Copy every line of the items below word for word, leaving out the pictures.

● ENTRIES:
• • •
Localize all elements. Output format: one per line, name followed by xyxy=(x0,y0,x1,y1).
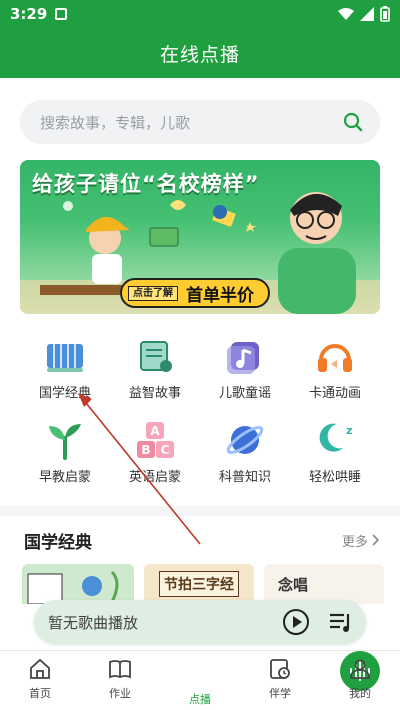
more-link[interactable]: 更多 xyxy=(342,531,380,550)
category-item-english[interactable]: A B C 英语启蒙 xyxy=(110,418,200,490)
category-label: 早教启蒙 xyxy=(38,470,91,485)
gallery-notification-icon xyxy=(55,8,68,20)
player-status-text: 暂无歌曲播放 xyxy=(48,613,139,632)
bamboo-scroll-icon xyxy=(47,344,83,372)
abc-blocks-icon: A B C xyxy=(137,422,174,458)
search-bar[interactable]: 搜索故事，专辑，儿歌 xyxy=(20,100,380,144)
category-item-guoxue[interactable]: 国学经典 xyxy=(20,334,110,406)
music-note-icon xyxy=(227,342,259,374)
category-label: 英语启蒙 xyxy=(128,470,181,485)
category-item-songs[interactable]: 儿歌童谣 xyxy=(200,334,290,406)
album-card[interactable]: 节拍三字经 xyxy=(144,564,254,604)
album-row: 节拍三字经 念唱 xyxy=(22,564,400,604)
section-header: 国学经典 更多 xyxy=(24,528,380,553)
banner-cta-tag: 点击了解 xyxy=(128,285,178,301)
svg-text:A: A xyxy=(150,424,160,438)
status-bar: 3:29 xyxy=(0,0,400,28)
story-scroll-icon xyxy=(140,341,172,372)
banner-cta-button[interactable]: 点击了解 首单半价 xyxy=(120,278,270,308)
search-icon[interactable] xyxy=(342,111,364,133)
status-time: 3:29 xyxy=(10,5,48,23)
category-label: 轻松哄睡 xyxy=(308,470,361,485)
headphones-icon xyxy=(318,344,352,372)
category-label: 国学经典 xyxy=(38,386,91,401)
album-card[interactable]: 念唱 xyxy=(264,564,384,604)
playlist-icon[interactable] xyxy=(328,610,354,634)
main-content: 搜索故事，专辑，儿歌 给孩子请位“名校榜样” 点击了解 首单半价 国学经典 益智… xyxy=(0,78,400,650)
status-indicators xyxy=(338,6,390,22)
home-icon xyxy=(30,658,50,679)
category-label: 儿歌童谣 xyxy=(218,386,271,401)
tab-label: 作业 xyxy=(109,687,131,700)
category-item-story[interactable]: 益智故事 xyxy=(110,334,200,406)
category-item-science[interactable]: 科普知识 xyxy=(200,418,290,490)
sprout-icon xyxy=(49,424,81,460)
user-icon xyxy=(350,659,370,679)
svg-text:B: B xyxy=(141,443,150,457)
more-label: 更多 xyxy=(341,534,368,550)
category-item-cartoon[interactable]: 卡通动画 xyxy=(290,334,380,406)
tab-on-demand[interactable]: 点播 xyxy=(160,651,380,707)
planet-icon xyxy=(226,426,264,454)
category-item-early-edu[interactable]: 早教启蒙 xyxy=(20,418,110,490)
album-title: 念唱 xyxy=(278,575,309,594)
category-label: 科普知识 xyxy=(218,470,271,485)
book-icon xyxy=(109,660,131,679)
category-grid: 国学经典 益智故事 儿歌童谣 卡通动画 早教启蒙 A B C 英语启蒙 科普知识… xyxy=(0,326,400,496)
promo-banner[interactable]: 给孩子请位“名校榜样” 点击了解 首单半价 xyxy=(20,160,380,314)
battery-icon xyxy=(380,6,390,22)
tab-label: 我的 xyxy=(349,687,371,700)
app-header: 在线点播 xyxy=(0,28,400,78)
album-card[interactable] xyxy=(22,564,134,604)
album-title: 节拍三字经 xyxy=(159,571,239,597)
svg-text:z: z xyxy=(346,424,352,437)
clock-book-icon xyxy=(270,659,290,679)
search-placeholder: 搜索故事，专辑，儿歌 xyxy=(40,113,191,132)
chevron-right-icon xyxy=(372,534,380,546)
signal-icon xyxy=(360,7,374,21)
tab-home[interactable]: 首页 xyxy=(0,657,80,707)
album-cover-art xyxy=(27,570,119,604)
section-divider xyxy=(0,506,400,516)
category-label: 益智故事 xyxy=(128,386,181,401)
tab-label: 首页 xyxy=(29,687,51,700)
play-icon[interactable] xyxy=(282,608,310,636)
tab-label: 伴学 xyxy=(269,687,291,700)
mini-player[interactable]: 暂无歌曲播放 xyxy=(34,600,366,644)
banner-title: 给孩子请位“名校榜样” xyxy=(32,172,260,196)
tab-homework[interactable]: 作业 xyxy=(80,657,160,707)
tab-study-buddy[interactable]: 伴学 xyxy=(240,657,320,707)
category-label: 卡通动画 xyxy=(308,386,361,401)
svg-text:C: C xyxy=(161,443,170,457)
page-title: 在线点播 xyxy=(159,43,240,66)
section-title: 国学经典 xyxy=(24,532,92,553)
category-item-sleep[interactable]: z 轻松哄睡 xyxy=(290,418,380,490)
tab-label: 点播 xyxy=(189,693,211,706)
tab-profile[interactable]: 我的 xyxy=(320,657,400,707)
banner-promo-text: 首单半价 xyxy=(186,285,254,306)
moon-sleep-icon: z xyxy=(319,423,352,452)
bottom-tab-bar: 首页 作业 点播 伴学 我的 xyxy=(0,650,400,710)
wifi-icon xyxy=(338,8,354,20)
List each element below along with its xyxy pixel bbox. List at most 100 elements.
• • •
● THE RESULT:
Localize all elements. Output format: one per line, name followed by xyxy=(x0,y0,x1,y1).
more-link[interactable]: 更多 xyxy=(342,531,380,550)
category-item-english[interactable]: A B C 英语启蒙 xyxy=(110,418,200,490)
category-label: 早教启蒙 xyxy=(38,470,91,485)
gallery-notification-icon xyxy=(55,8,68,20)
player-status-text: 暂无歌曲播放 xyxy=(48,613,139,632)
bamboo-scroll-icon xyxy=(47,344,83,372)
abc-blocks-icon: A B C xyxy=(137,422,174,458)
search-bar[interactable]: 搜索故事，专辑，儿歌 xyxy=(20,100,380,144)
category-item-guoxue[interactable]: 国学经典 xyxy=(20,334,110,406)
music-note-icon xyxy=(227,342,259,374)
category-label: 英语启蒙 xyxy=(128,470,181,485)
category-item-songs[interactable]: 儿歌童谣 xyxy=(200,334,290,406)
album-card[interactable]: 节拍三字经 xyxy=(144,564,254,604)
album-row: 节拍三字经 念唱 xyxy=(22,564,400,604)
section-header: 国学经典 更多 xyxy=(24,528,380,553)
banner-cta-tag: 点击了解 xyxy=(128,285,178,301)
svg-text:A: A xyxy=(150,424,160,438)
status-bar: 3:29 xyxy=(0,0,400,28)
story-scroll-icon xyxy=(140,341,172,372)
banner-cta-button[interactable]: 点击了解 首单半价 xyxy=(120,278,270,308)
search-icon[interactable] xyxy=(342,111,364,133)
status-time: 3:29 xyxy=(10,5,48,23)
category-label: 轻松哄睡 xyxy=(308,470,361,485)
headphones-icon xyxy=(318,344,352,372)
category-label: 国学经典 xyxy=(38,386,91,401)
album-card[interactable]: 念唱 xyxy=(264,564,384,604)
playlist-icon[interactable] xyxy=(328,610,354,634)
main-content: 搜索故事，专辑，儿歌 给孩子请位“名校榜样” 点击了解 首单半价 国学经典 益智… xyxy=(0,78,400,650)
status-indicators xyxy=(338,6,390,22)
home-icon xyxy=(30,658,50,679)
category-label: 儿歌童谣 xyxy=(218,386,271,401)
tab-label: 作业 xyxy=(109,687,131,700)
category-item-story[interactable]: 益智故事 xyxy=(110,334,200,406)
category-item-science[interactable]: 科普知识 xyxy=(200,418,290,490)
sprout-icon xyxy=(49,424,81,460)
user-icon xyxy=(350,659,370,679)
svg-text:B: B xyxy=(141,443,150,457)
more-label: 更多 xyxy=(341,534,368,550)
category-item-cartoon[interactable]: 卡通动画 xyxy=(290,334,380,406)
tab-on-demand[interactable]: 点播 xyxy=(160,651,380,707)
planet-icon xyxy=(226,426,264,454)
category-item-early-edu[interactable]: 早教启蒙 xyxy=(20,418,110,490)
album-title: 念唱 xyxy=(278,575,309,594)
category-label: 科普知识 xyxy=(218,470,271,485)
book-icon xyxy=(109,660,131,679)
category-grid: 国学经典 益智故事 儿歌童谣 卡通动画 早教启蒙 A B C 英语启蒙 科普知识… xyxy=(0,326,400,496)
promo-banner[interactable]: 给孩子请位“名校榜样” 点击了解 首单半价 xyxy=(20,160,380,314)
battery-icon xyxy=(380,6,390,22)
tab-label: 我的 xyxy=(349,687,371,700)
app-header: 在线点播 xyxy=(0,28,400,78)
album-card[interactable] xyxy=(22,564,134,604)
album-title: 节拍三字经 xyxy=(159,571,239,597)
svg-text:z: z xyxy=(346,424,352,437)
clock-book-icon xyxy=(270,659,290,679)
search-placeholder: 搜索故事，专辑，儿歌 xyxy=(40,113,191,132)
chevron-right-icon xyxy=(372,534,380,546)
signal-icon xyxy=(360,7,374,21)
tab-home[interactable]: 首页 xyxy=(0,657,80,707)
album-cover-art xyxy=(27,570,119,604)
section-divider xyxy=(0,506,400,516)
category-label: 益智故事 xyxy=(128,386,181,401)
tab-label: 首页 xyxy=(29,687,51,700)
play-icon[interactable] xyxy=(282,608,310,636)
tab-label: 伴学 xyxy=(269,687,291,700)
mini-player[interactable]: 暂无歌曲播放 xyxy=(34,600,366,644)
banner-title: 给孩子请位“名校榜样” xyxy=(32,172,260,196)
tab-homework[interactable]: 作业 xyxy=(80,657,160,707)
tab-study-buddy[interactable]: 伴学 xyxy=(240,657,320,707)
category-label: 卡通动画 xyxy=(308,386,361,401)
svg-text:C: C xyxy=(161,443,170,457)
page-title: 在线点播 xyxy=(159,43,240,66)
section-title: 国学经典 xyxy=(24,532,92,553)
category-item-sleep[interactable]: z 轻松哄睡 xyxy=(290,418,380,490)
tab-label: 点播 xyxy=(189,693,211,706)
tab-profile[interactable]: 我的 xyxy=(320,657,400,707)
banner-promo-text: 首单半价 xyxy=(186,285,254,306)
moon-sleep-icon: z xyxy=(319,423,352,452)
bottom-tab-bar: 首页 作业 点播 伴学 我的 xyxy=(0,650,400,710)
wifi-icon xyxy=(338,8,354,20)
List each element below along with its xyxy pixel bbox. List at most 100 elements.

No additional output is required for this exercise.